§ Set exercise
Transcribe every entry word for word, but skip the images.

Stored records
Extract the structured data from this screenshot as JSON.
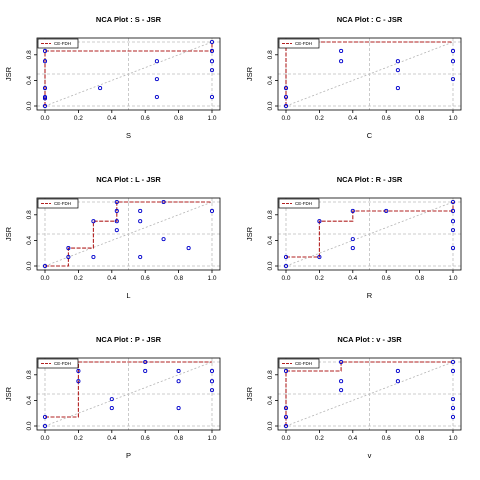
{
  "chart_data": [
    {
      "type": "scatter",
      "title": "NCA Plot : S - JSR",
      "xlabel": "S",
      "ylabel": "JSR",
      "xlim": [
        0,
        1
      ],
      "ylim": [
        0,
        1
      ],
      "x_ticks": [
        "0.0",
        "0.2",
        "0.4",
        "0.6",
        "0.8",
        "1.0"
      ],
      "y_ticks": [
        "0.0",
        "0.4",
        "0.8"
      ],
      "legend": "CE-FDH",
      "legend_position": "top-left",
      "grid": true,
      "points": [
        [
          0,
          0
        ],
        [
          0,
          0.12
        ],
        [
          0,
          0.14
        ],
        [
          0,
          0.28
        ],
        [
          0,
          0.7
        ],
        [
          0,
          0.86
        ],
        [
          0.33,
          0.28
        ],
        [
          0.67,
          0.14
        ],
        [
          0.67,
          0.42
        ],
        [
          0.67,
          0.7
        ],
        [
          1,
          0.14
        ],
        [
          1,
          0.56
        ],
        [
          1,
          0.7
        ],
        [
          1,
          0.86
        ],
        [
          1,
          1
        ]
      ],
      "ceiling": [
        [
          0,
          0
        ],
        [
          0,
          0.86
        ],
        [
          1,
          0.86
        ],
        [
          1,
          1
        ]
      ]
    },
    {
      "type": "scatter",
      "title": "NCA Plot : C - JSR",
      "xlabel": "C",
      "ylabel": "JSR",
      "xlim": [
        0,
        1
      ],
      "ylim": [
        0,
        1
      ],
      "x_ticks": [
        "0.0",
        "0.2",
        "0.4",
        "0.6",
        "0.8",
        "1.0"
      ],
      "y_ticks": [
        "0.0",
        "0.4",
        "0.8"
      ],
      "legend": "CE-FDH",
      "legend_position": "top-left",
      "grid": true,
      "points": [
        [
          0,
          0
        ],
        [
          0,
          0.14
        ],
        [
          0,
          0.28
        ],
        [
          0,
          1
        ],
        [
          0.33,
          0.7
        ],
        [
          0.33,
          0.86
        ],
        [
          0.67,
          0.28
        ],
        [
          0.67,
          0.56
        ],
        [
          0.67,
          0.7
        ],
        [
          1,
          0.42
        ],
        [
          1,
          0.7
        ],
        [
          1,
          0.86
        ]
      ],
      "ceiling": [
        [
          0,
          0
        ],
        [
          0,
          1
        ],
        [
          1,
          1
        ]
      ]
    },
    {
      "type": "scatter",
      "title": "NCA Plot : L - JSR",
      "xlabel": "L",
      "ylabel": "JSR",
      "xlim": [
        0,
        1
      ],
      "ylim": [
        0,
        1
      ],
      "x_ticks": [
        "0.0",
        "0.2",
        "0.4",
        "0.6",
        "0.8",
        "1.0"
      ],
      "y_ticks": [
        "0.0",
        "0.4",
        "0.8"
      ],
      "legend": "CE-FDH",
      "legend_position": "top-left",
      "grid": true,
      "points": [
        [
          0,
          0
        ],
        [
          0.14,
          0.14
        ],
        [
          0.14,
          0.28
        ],
        [
          0.29,
          0.14
        ],
        [
          0.29,
          0.7
        ],
        [
          0.43,
          0.56
        ],
        [
          0.43,
          0.7
        ],
        [
          0.43,
          0.86
        ],
        [
          0.43,
          1
        ],
        [
          0.57,
          0.14
        ],
        [
          0.57,
          0.7
        ],
        [
          0.57,
          0.86
        ],
        [
          0.71,
          0.42
        ],
        [
          0.71,
          1
        ],
        [
          0.86,
          0.28
        ],
        [
          1,
          0.86
        ]
      ],
      "ceiling": [
        [
          0,
          0
        ],
        [
          0.14,
          0
        ],
        [
          0.14,
          0.28
        ],
        [
          0.29,
          0.28
        ],
        [
          0.29,
          0.7
        ],
        [
          0.43,
          0.7
        ],
        [
          0.43,
          1
        ],
        [
          1,
          1
        ]
      ]
    },
    {
      "type": "scatter",
      "title": "NCA Plot : R - JSR",
      "xlabel": "R",
      "ylabel": "JSR",
      "xlim": [
        0,
        1
      ],
      "ylim": [
        0,
        1
      ],
      "x_ticks": [
        "0.0",
        "0.2",
        "0.4",
        "0.6",
        "0.8",
        "1.0"
      ],
      "y_ticks": [
        "0.0",
        "0.4",
        "0.8"
      ],
      "legend": "CE-FDH",
      "legend_position": "top-left",
      "grid": true,
      "points": [
        [
          0,
          0
        ],
        [
          0,
          0.14
        ],
        [
          0.2,
          0.14
        ],
        [
          0.2,
          0.7
        ],
        [
          0.4,
          0.28
        ],
        [
          0.4,
          0.42
        ],
        [
          0.4,
          0.86
        ],
        [
          0.6,
          0.86
        ],
        [
          1,
          0.28
        ],
        [
          1,
          0.56
        ],
        [
          1,
          0.7
        ],
        [
          1,
          0.86
        ],
        [
          1,
          1
        ]
      ],
      "ceiling": [
        [
          0,
          0.14
        ],
        [
          0.2,
          0.14
        ],
        [
          0.2,
          0.7
        ],
        [
          0.4,
          0.7
        ],
        [
          0.4,
          0.86
        ],
        [
          1,
          0.86
        ],
        [
          1,
          1
        ]
      ]
    },
    {
      "type": "scatter",
      "title": "NCA Plot : P - JSR",
      "xlabel": "P",
      "ylabel": "JSR",
      "xlim": [
        0,
        1
      ],
      "ylim": [
        0,
        1
      ],
      "x_ticks": [
        "0.0",
        "0.2",
        "0.4",
        "0.6",
        "0.8",
        "1.0"
      ],
      "y_ticks": [
        "0.0",
        "0.4",
        "0.8"
      ],
      "legend": "CE-FDH",
      "legend_position": "top-left",
      "grid": true,
      "points": [
        [
          0,
          0
        ],
        [
          0,
          0.14
        ],
        [
          0.2,
          0.7
        ],
        [
          0.2,
          0.86
        ],
        [
          0.4,
          0.28
        ],
        [
          0.4,
          0.42
        ],
        [
          0.6,
          0.86
        ],
        [
          0.6,
          1
        ],
        [
          0.8,
          0.28
        ],
        [
          0.8,
          0.7
        ],
        [
          0.8,
          0.86
        ],
        [
          1,
          0.56
        ],
        [
          1,
          0.7
        ],
        [
          1,
          0.86
        ]
      ],
      "ceiling": [
        [
          0,
          0.14
        ],
        [
          0.2,
          0.14
        ],
        [
          0.2,
          1
        ],
        [
          1,
          1
        ]
      ]
    },
    {
      "type": "scatter",
      "title": "NCA Plot : v - JSR",
      "xlabel": "v",
      "ylabel": "JSR",
      "xlim": [
        0,
        1
      ],
      "ylim": [
        0,
        1
      ],
      "x_ticks": [
        "0.0",
        "0.2",
        "0.4",
        "0.6",
        "0.8",
        "1.0"
      ],
      "y_ticks": [
        "0.0",
        "0.4",
        "0.8"
      ],
      "legend": "CE-FDH",
      "legend_position": "top-left",
      "grid": true,
      "points": [
        [
          0,
          0
        ],
        [
          0,
          0.14
        ],
        [
          0,
          0.28
        ],
        [
          0,
          0.86
        ],
        [
          0.33,
          0.56
        ],
        [
          0.33,
          0.7
        ],
        [
          0.33,
          1
        ],
        [
          0.67,
          0.7
        ],
        [
          0.67,
          0.86
        ],
        [
          1,
          0.14
        ],
        [
          1,
          0.28
        ],
        [
          1,
          0.42
        ],
        [
          1,
          0.86
        ],
        [
          1,
          1
        ]
      ],
      "ceiling": [
        [
          0,
          0
        ],
        [
          0,
          0.86
        ],
        [
          0.33,
          0.86
        ],
        [
          0.33,
          1
        ],
        [
          1,
          1
        ]
      ]
    }
  ],
  "colors": {
    "point": "#0000cd",
    "ceiling": "#b22222",
    "grid": "#bebebe",
    "diagonal": "#b4b4b4",
    "axis": "#000000"
  }
}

§ Exercise result
Extract the structured data from this screenshot as JSON.
{
  "chart_data": [
    {
      "type": "scatter",
      "title": "NCA Plot : S - JSR",
      "xlabel": "S",
      "ylabel": "JSR",
      "xlim": [
        0,
        1
      ],
      "ylim": [
        0,
        1
      ],
      "x_ticks": [
        "0.0",
        "0.2",
        "0.4",
        "0.6",
        "0.8",
        "1.0"
      ],
      "y_ticks": [
        "0.0",
        "0.4",
        "0.8"
      ],
      "legend": "CE-FDH",
      "legend_position": "top-left",
      "grid": true,
      "points": [
        [
          0,
          0
        ],
        [
          0,
          0.12
        ],
        [
          0,
          0.14
        ],
        [
          0,
          0.28
        ],
        [
          0,
          0.7
        ],
        [
          0,
          0.86
        ],
        [
          0.33,
          0.28
        ],
        [
          0.67,
          0.14
        ],
        [
          0.67,
          0.42
        ],
        [
          0.67,
          0.7
        ],
        [
          1,
          0.14
        ],
        [
          1,
          0.56
        ],
        [
          1,
          0.7
        ],
        [
          1,
          0.86
        ],
        [
          1,
          1
        ]
      ],
      "ceiling": [
        [
          0,
          0
        ],
        [
          0,
          0.86
        ],
        [
          1,
          0.86
        ],
        [
          1,
          1
        ]
      ]
    },
    {
      "type": "scatter",
      "title": "NCA Plot : C - JSR",
      "xlabel": "C",
      "ylabel": "JSR",
      "xlim": [
        0,
        1
      ],
      "ylim": [
        0,
        1
      ],
      "x_ticks": [
        "0.0",
        "0.2",
        "0.4",
        "0.6",
        "0.8",
        "1.0"
      ],
      "y_ticks": [
        "0.0",
        "0.4",
        "0.8"
      ],
      "legend": "CE-FDH",
      "legend_position": "top-left",
      "grid": true,
      "points": [
        [
          0,
          0
        ],
        [
          0,
          0.14
        ],
        [
          0,
          0.28
        ],
        [
          0,
          1
        ],
        [
          0.33,
          0.7
        ],
        [
          0.33,
          0.86
        ],
        [
          0.67,
          0.28
        ],
        [
          0.67,
          0.56
        ],
        [
          0.67,
          0.7
        ],
        [
          1,
          0.42
        ],
        [
          1,
          0.7
        ],
        [
          1,
          0.86
        ]
      ],
      "ceiling": [
        [
          0,
          0
        ],
        [
          0,
          1
        ],
        [
          1,
          1
        ]
      ]
    },
    {
      "type": "scatter",
      "title": "NCA Plot : L - JSR",
      "xlabel": "L",
      "ylabel": "JSR",
      "xlim": [
        0,
        1
      ],
      "ylim": [
        0,
        1
      ],
      "x_ticks": [
        "0.0",
        "0.2",
        "0.4",
        "0.6",
        "0.8",
        "1.0"
      ],
      "y_ticks": [
        "0.0",
        "0.4",
        "0.8"
      ],
      "legend": "CE-FDH",
      "legend_position": "top-left",
      "grid": true,
      "points": [
        [
          0,
          0
        ],
        [
          0.14,
          0.14
        ],
        [
          0.14,
          0.28
        ],
        [
          0.29,
          0.14
        ],
        [
          0.29,
          0.7
        ],
        [
          0.43,
          0.56
        ],
        [
          0.43,
          0.7
        ],
        [
          0.43,
          0.86
        ],
        [
          0.43,
          1
        ],
        [
          0.57,
          0.14
        ],
        [
          0.57,
          0.7
        ],
        [
          0.57,
          0.86
        ],
        [
          0.71,
          0.42
        ],
        [
          0.71,
          1
        ],
        [
          0.86,
          0.28
        ],
        [
          1,
          0.86
        ]
      ],
      "ceiling": [
        [
          0,
          0
        ],
        [
          0.14,
          0
        ],
        [
          0.14,
          0.28
        ],
        [
          0.29,
          0.28
        ],
        [
          0.29,
          0.7
        ],
        [
          0.43,
          0.7
        ],
        [
          0.43,
          1
        ],
        [
          1,
          1
        ]
      ]
    },
    {
      "type": "scatter",
      "title": "NCA Plot : R - JSR",
      "xlabel": "R",
      "ylabel": "JSR",
      "xlim": [
        0,
        1
      ],
      "ylim": [
        0,
        1
      ],
      "x_ticks": [
        "0.0",
        "0.2",
        "0.4",
        "0.6",
        "0.8",
        "1.0"
      ],
      "y_ticks": [
        "0.0",
        "0.4",
        "0.8"
      ],
      "legend": "CE-FDH",
      "legend_position": "top-left",
      "grid": true,
      "points": [
        [
          0,
          0
        ],
        [
          0,
          0.14
        ],
        [
          0.2,
          0.14
        ],
        [
          0.2,
          0.7
        ],
        [
          0.4,
          0.28
        ],
        [
          0.4,
          0.42
        ],
        [
          0.4,
          0.86
        ],
        [
          0.6,
          0.86
        ],
        [
          1,
          0.28
        ],
        [
          1,
          0.56
        ],
        [
          1,
          0.7
        ],
        [
          1,
          0.86
        ],
        [
          1,
          1
        ]
      ],
      "ceiling": [
        [
          0,
          0.14
        ],
        [
          0.2,
          0.14
        ],
        [
          0.2,
          0.7
        ],
        [
          0.4,
          0.7
        ],
        [
          0.4,
          0.86
        ],
        [
          1,
          0.86
        ],
        [
          1,
          1
        ]
      ]
    },
    {
      "type": "scatter",
      "title": "NCA Plot : P - JSR",
      "xlabel": "P",
      "ylabel": "JSR",
      "xlim": [
        0,
        1
      ],
      "ylim": [
        0,
        1
      ],
      "x_ticks": [
        "0.0",
        "0.2",
        "0.4",
        "0.6",
        "0.8",
        "1.0"
      ],
      "y_ticks": [
        "0.0",
        "0.4",
        "0.8"
      ],
      "legend": "CE-FDH",
      "legend_position": "top-left",
      "grid": true,
      "points": [
        [
          0,
          0
        ],
        [
          0,
          0.14
        ],
        [
          0.2,
          0.7
        ],
        [
          0.2,
          0.86
        ],
        [
          0.4,
          0.28
        ],
        [
          0.4,
          0.42
        ],
        [
          0.6,
          0.86
        ],
        [
          0.6,
          1
        ],
        [
          0.8,
          0.28
        ],
        [
          0.8,
          0.7
        ],
        [
          0.8,
          0.86
        ],
        [
          1,
          0.56
        ],
        [
          1,
          0.7
        ],
        [
          1,
          0.86
        ]
      ],
      "ceiling": [
        [
          0,
          0.14
        ],
        [
          0.2,
          0.14
        ],
        [
          0.2,
          1
        ],
        [
          1,
          1
        ]
      ]
    },
    {
      "type": "scatter",
      "title": "NCA Plot : v - JSR",
      "xlabel": "v",
      "ylabel": "JSR",
      "xlim": [
        0,
        1
      ],
      "ylim": [
        0,
        1
      ],
      "x_ticks": [
        "0.0",
        "0.2",
        "0.4",
        "0.6",
        "0.8",
        "1.0"
      ],
      "y_ticks": [
        "0.0",
        "0.4",
        "0.8"
      ],
      "legend": "CE-FDH",
      "legend_position": "top-left",
      "grid": true,
      "points": [
        [
          0,
          0
        ],
        [
          0,
          0.14
        ],
        [
          0,
          0.28
        ],
        [
          0,
          0.86
        ],
        [
          0.33,
          0.56
        ],
        [
          0.33,
          0.7
        ],
        [
          0.33,
          1
        ],
        [
          0.67,
          0.7
        ],
        [
          0.67,
          0.86
        ],
        [
          1,
          0.14
        ],
        [
          1,
          0.28
        ],
        [
          1,
          0.42
        ],
        [
          1,
          0.86
        ],
        [
          1,
          1
        ]
      ],
      "ceiling": [
        [
          0,
          0
        ],
        [
          0,
          0.86
        ],
        [
          0.33,
          0.86
        ],
        [
          0.33,
          1
        ],
        [
          1,
          1
        ]
      ]
    }
  ],
  "colors": {
    "point": "#0000cd",
    "ceiling": "#b22222",
    "grid": "#bebebe",
    "diagonal": "#b4b4b4",
    "axis": "#000000"
  }
}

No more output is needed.